__Given task__. Starting with the line that contains "row-label: Total cash out (0, 315, 133, 351)" and ending with the line that contains "value-cell: 11.500 (835, 912, 976, 948)", put those lines into a JSON list of strings, one string per line, leaving out any blank lines.

==============================

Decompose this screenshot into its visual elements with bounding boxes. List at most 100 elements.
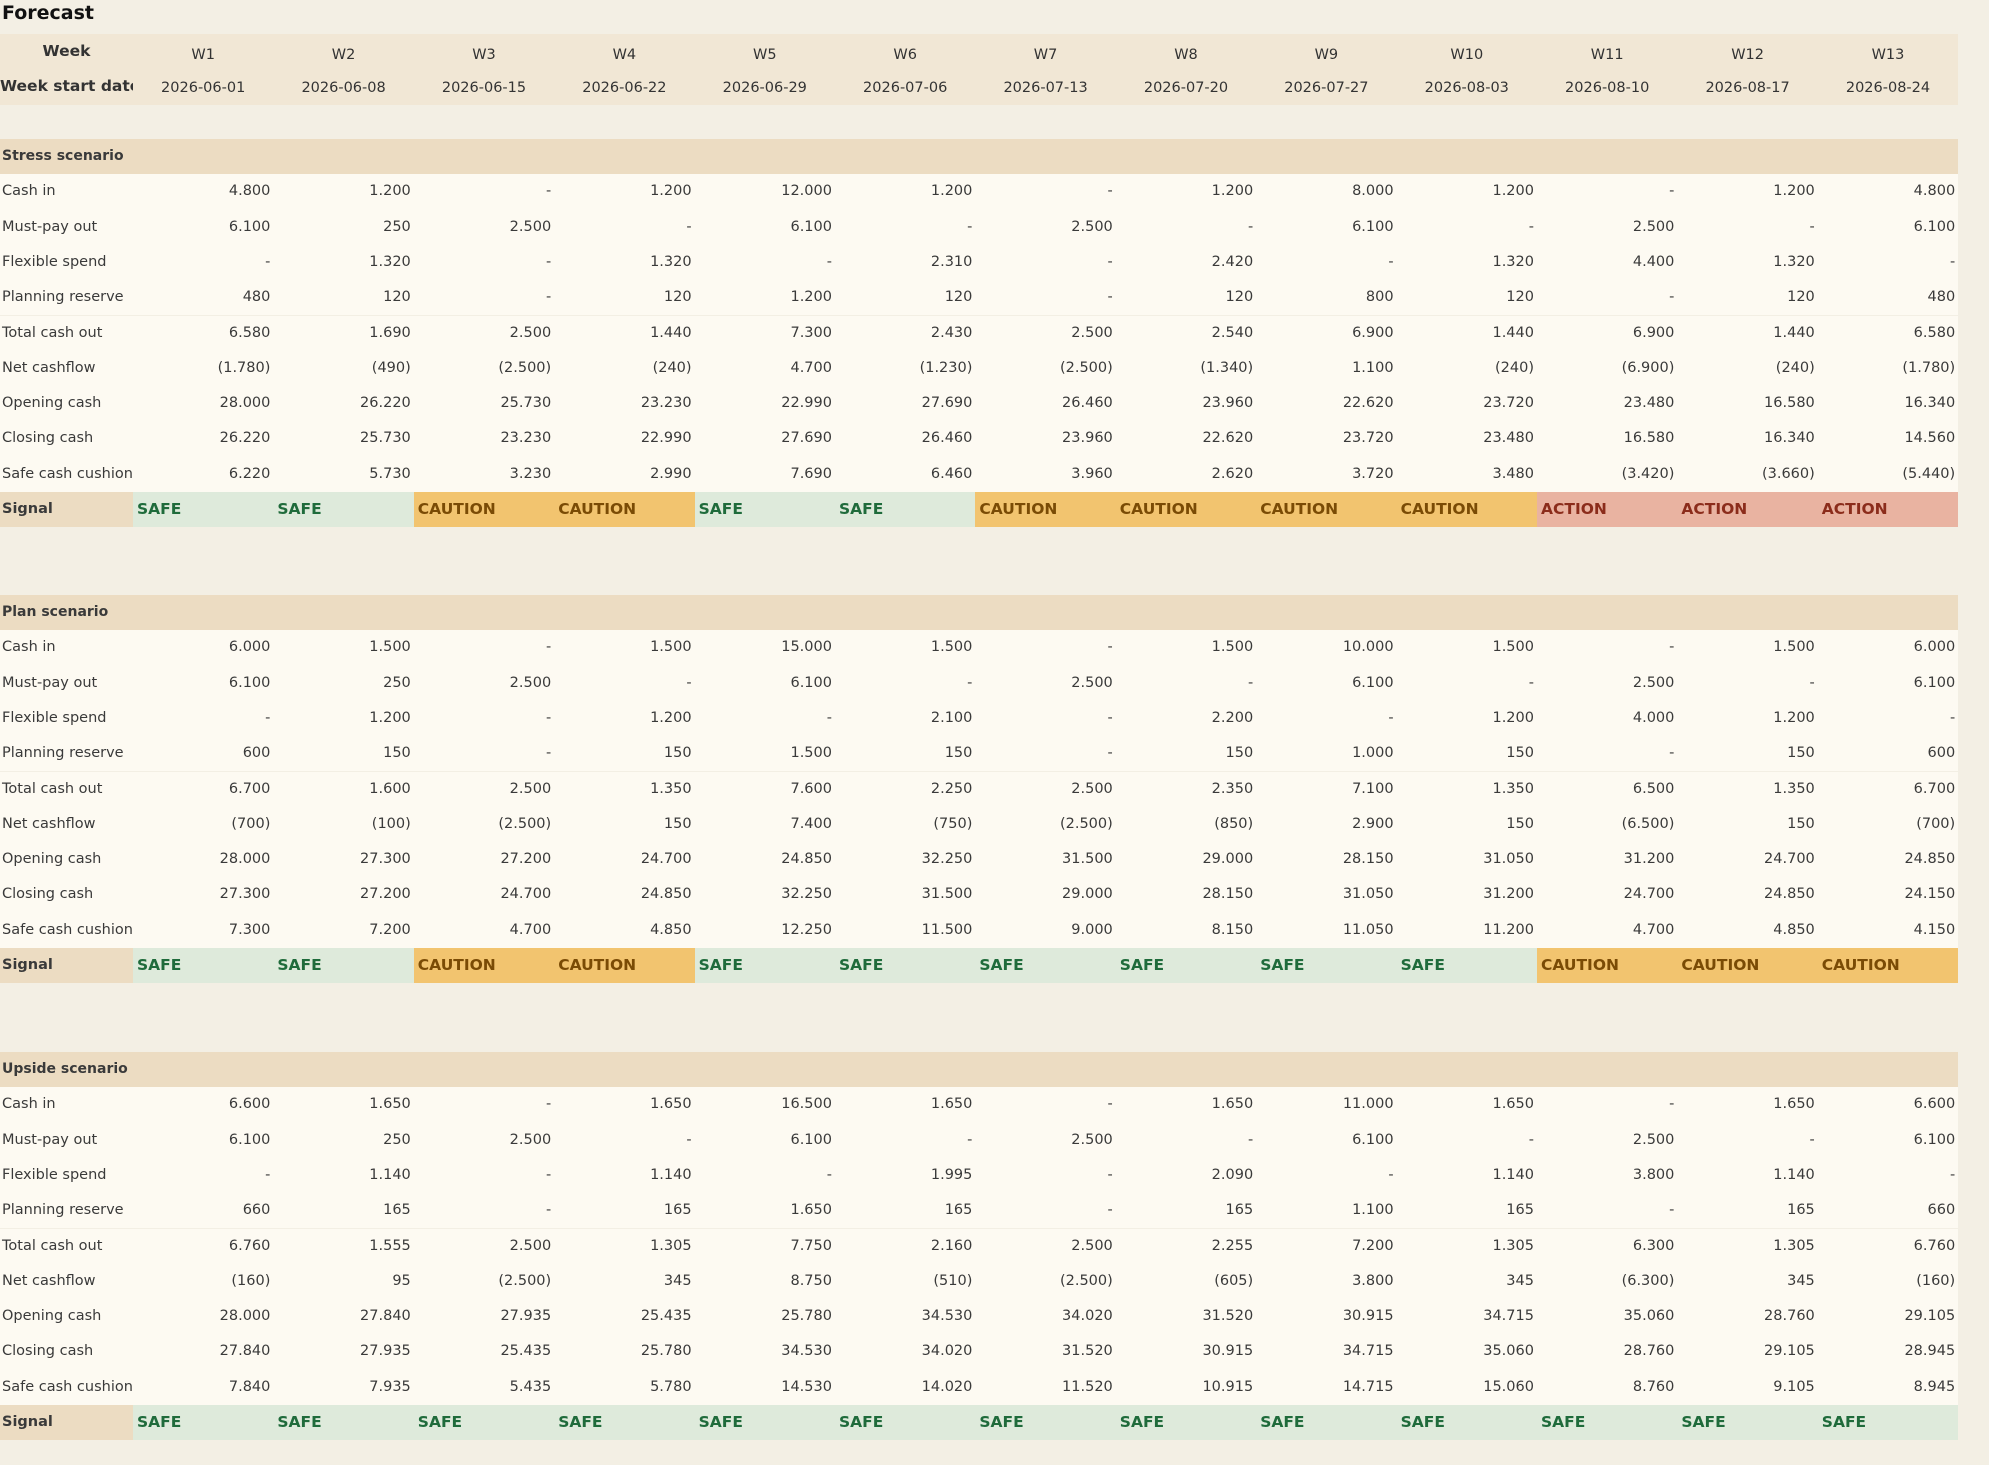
row-label: Total cash out (0, 315, 133, 351)
value-cell: - (1537, 630, 1678, 666)
week-date: 2026-06-29 (694, 69, 835, 105)
value-cell: 1.600 (273, 771, 414, 807)
signal-cell: SAFE (835, 948, 976, 984)
row-label: Cash in (0, 1087, 133, 1123)
value-cell: 4.700 (1537, 912, 1678, 948)
value-cell: 1.650 (694, 1193, 835, 1229)
value-cell: 24.850 (554, 877, 695, 913)
value-cell: 2.160 (835, 1228, 976, 1264)
value-cell: (510) (835, 1263, 976, 1300)
value-cell: - (975, 280, 1116, 316)
value-cell: 1.995 (835, 1157, 976, 1194)
value-cell: 4.850 (554, 912, 695, 948)
value-cell: 2.100 (835, 700, 976, 737)
value-cell: 1.305 (1677, 1228, 1818, 1264)
value-cell: 3.960 (975, 456, 1116, 492)
week-header: W8 (1115, 34, 1257, 70)
week-date: 2026-06-22 (554, 69, 695, 105)
value-cell: 7.750 (694, 1228, 835, 1264)
week-header: W4 (554, 34, 695, 70)
value-cell: 1.440 (1677, 315, 1818, 351)
week-date: 2026-08-10 (1537, 69, 1678, 105)
value-cell: 8.945 (1817, 1369, 1959, 1405)
value-cell: - (413, 280, 555, 316)
week-date: 2026-07-06 (835, 69, 976, 105)
value-cell: 11.000 (1256, 1087, 1397, 1123)
value-cell: 28.150 (1115, 877, 1257, 913)
value-cell: 1.650 (1115, 1087, 1257, 1123)
week-date: 2026-08-03 (1396, 69, 1537, 105)
week-header: W3 (413, 34, 555, 70)
value-cell: 1.200 (835, 174, 976, 210)
value-cell: 1.100 (1256, 350, 1397, 387)
signal-cell: SAFE (694, 492, 835, 528)
value-cell: (160) (1817, 1263, 1959, 1300)
value-cell: 2.500 (975, 315, 1116, 351)
value-cell: 1.500 (273, 630, 414, 666)
signal-cell: SAFE (1115, 948, 1257, 984)
value-cell: (3.420) (1537, 456, 1678, 492)
value-cell: 8.760 (1537, 1369, 1678, 1405)
value-cell: 4.800 (133, 174, 274, 210)
value-cell: 1.200 (1396, 700, 1537, 737)
signal-cell: SAFE (1677, 1405, 1818, 1441)
value-cell: 1.440 (554, 315, 695, 351)
row-label: Flexible spend (0, 700, 133, 737)
value-cell: 8.750 (694, 1263, 835, 1300)
row-label: Opening cash (0, 842, 133, 878)
value-cell: (1.780) (133, 350, 274, 387)
signal-cell: SAFE (1256, 1405, 1397, 1441)
value-cell: 27.935 (273, 1334, 414, 1370)
week-date: 2026-06-08 (273, 69, 414, 105)
value-cell: 11.500 (835, 912, 976, 948)
value-cell: 32.250 (835, 842, 976, 878)
value-cell: - (1677, 1122, 1818, 1158)
value-cell: 6.000 (133, 630, 274, 666)
signal-cell: SAFE (1115, 1405, 1257, 1441)
value-cell: - (413, 1193, 555, 1229)
value-cell: 22.990 (694, 386, 835, 422)
value-cell: 120 (1115, 280, 1257, 316)
value-cell: 4.000 (1537, 700, 1678, 737)
value-cell: 6.300 (1537, 1228, 1678, 1264)
signal-cell: CAUTION (413, 948, 555, 984)
week-date: 2026-07-13 (975, 69, 1116, 105)
value-cell: 6.000 (1817, 630, 1959, 666)
value-cell: 16.580 (1677, 386, 1818, 422)
date-label: Week start date (0, 69, 133, 105)
value-cell: 31.050 (1256, 877, 1397, 913)
value-cell: (5.440) (1817, 456, 1959, 492)
signal-cell: SAFE (1817, 1405, 1959, 1441)
value-cell: 1.200 (1677, 174, 1818, 210)
value-cell: 1.000 (1256, 736, 1397, 772)
signal-cell: SAFE (975, 1405, 1116, 1441)
value-cell: 165 (273, 1193, 414, 1229)
week-date: 2026-06-01 (133, 69, 274, 105)
value-cell: 28.760 (1537, 1334, 1678, 1370)
section-title: Stress scenario (0, 139, 1959, 175)
signal-cell: ACTION (1817, 492, 1959, 528)
value-cell: - (413, 700, 555, 737)
row-label: Must-pay out (0, 1122, 133, 1158)
signal-cell: SAFE (413, 1405, 555, 1441)
value-cell: 2.310 (835, 244, 976, 281)
value-cell: (240) (1677, 350, 1818, 387)
value-cell: 1.320 (1396, 244, 1537, 281)
value-cell: 35.060 (1396, 1334, 1537, 1370)
value-cell: 165 (835, 1193, 976, 1229)
value-cell: 6.100 (1817, 209, 1959, 245)
value-cell: (240) (554, 350, 695, 387)
value-cell: 1.650 (273, 1087, 414, 1123)
value-cell: - (1115, 209, 1257, 245)
value-cell: - (975, 1193, 1116, 1229)
value-cell: 26.220 (133, 421, 274, 457)
value-cell: 1.350 (1396, 771, 1537, 807)
value-cell: (490) (273, 350, 414, 387)
value-cell: 250 (273, 1122, 414, 1158)
value-cell: (2.500) (413, 806, 555, 843)
value-cell: (700) (1817, 806, 1959, 843)
value-cell: 25.730 (413, 386, 555, 422)
signal-cell: CAUTION (1396, 492, 1537, 528)
value-cell: 1.200 (273, 174, 414, 210)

==============================

__Task result__.
[
  "row-label: Total cash out (0, 315, 133, 351)",
  "value-cell: - (1537, 630, 1678, 666)",
  "week-date: 2026-06-29 (694, 69, 835, 105)",
  "value-cell: 1.600 (273, 771, 414, 807)",
  "signal-cell: SAFE (835, 948, 976, 984)",
  "row-label: Cash in (0, 1087, 133, 1123)",
  "value-cell: 4.700 (1537, 912, 1678, 948)",
  "value-cell: 1.650 (694, 1193, 835, 1229)",
  "value-cell: 24.850 (554, 877, 695, 913)",
  "value-cell: 2.160 (835, 1228, 976, 1264)",
  "value-cell: (510) (835, 1263, 976, 1300)",
  "value-cell: - (975, 280, 1116, 316)",
  "value-cell: 1.995 (835, 1157, 976, 1194)",
  "value-cell: 4.850 (554, 912, 695, 948)",
  "value-cell: 2.100 (835, 700, 976, 737)",
  "value-cell: 1.305 (1677, 1228, 1818, 1264)",
  "value-cell: 3.960 (975, 456, 1116, 492)",
  "week-header: W8 (1115, 34, 1257, 70)",
  "week-date: 2026-06-22 (554, 69, 695, 105)",
  "value-cell: 7.750 (694, 1228, 835, 1264)",
  "week-header: W4 (554, 34, 695, 70)",
  "value-cell: 1.440 (1677, 315, 1818, 351)",
  "week-date: 2026-08-10 (1537, 69, 1678, 105)",
  "value-cell: 8.945 (1817, 1369, 1959, 1405)",
  "value-cell: - (413, 280, 555, 316)",
  "week-date: 2026-07-06 (835, 69, 976, 105)",
  "value-cell: 11.000 (1256, 1087, 1397, 1123)",
  "value-cell: 28.150 (1115, 877, 1257, 913)",
  "value-cell: 1.650 (1115, 1087, 1257, 1123)",
  "week-date: 2026-08-03 (1396, 69, 1537, 105)",
  "week-header: W3 (413, 34, 555, 70)",
  "value-cell: 1.200 (835, 174, 976, 210)",
  "value-cell: 1.100 (1256, 350, 1397, 387)",
  "signal-cell: SAFE (694, 492, 835, 528)",
  "value-cell: (160) (1817, 1263, 1959, 1300)",
  "value-cell: 2.500 (975, 315, 1116, 351)",
  "value-cell: 1.500 (273, 630, 414, 666)",
  "signal-cell: SAFE (1115, 948, 1257, 984)",
  "value-cell: (3.420) (1537, 456, 1678, 492)",
  "value-cell: 8.760 (1537, 1369, 1678, 1405)",
  "value-cell: 4.800 (133, 174, 274, 210)",
  "value-cell: 1.200 (1396, 700, 1537, 737)",
  "signal-cell: SAFE (1677, 1405, 1818, 1441)",
  "value-cell: 1.440 (554, 315, 695, 351)",
  "row-label: Flexible spend (0, 700, 133, 737)",
  "value-cell: 8.750 (694, 1263, 835, 1300)",
  "row-label: Opening cash (0, 842, 133, 878)",
  "value-cell: (1.780) (133, 350, 274, 387)",
  "signal-cell: SAFE (1256, 1405, 1397, 1441)",
  "value-cell: 27.935 (273, 1334, 414, 1370)",
  "week-date: 2026-06-08 (273, 69, 414, 105)",
  "value-cell: 11.500 (835, 912, 976, 948)"
]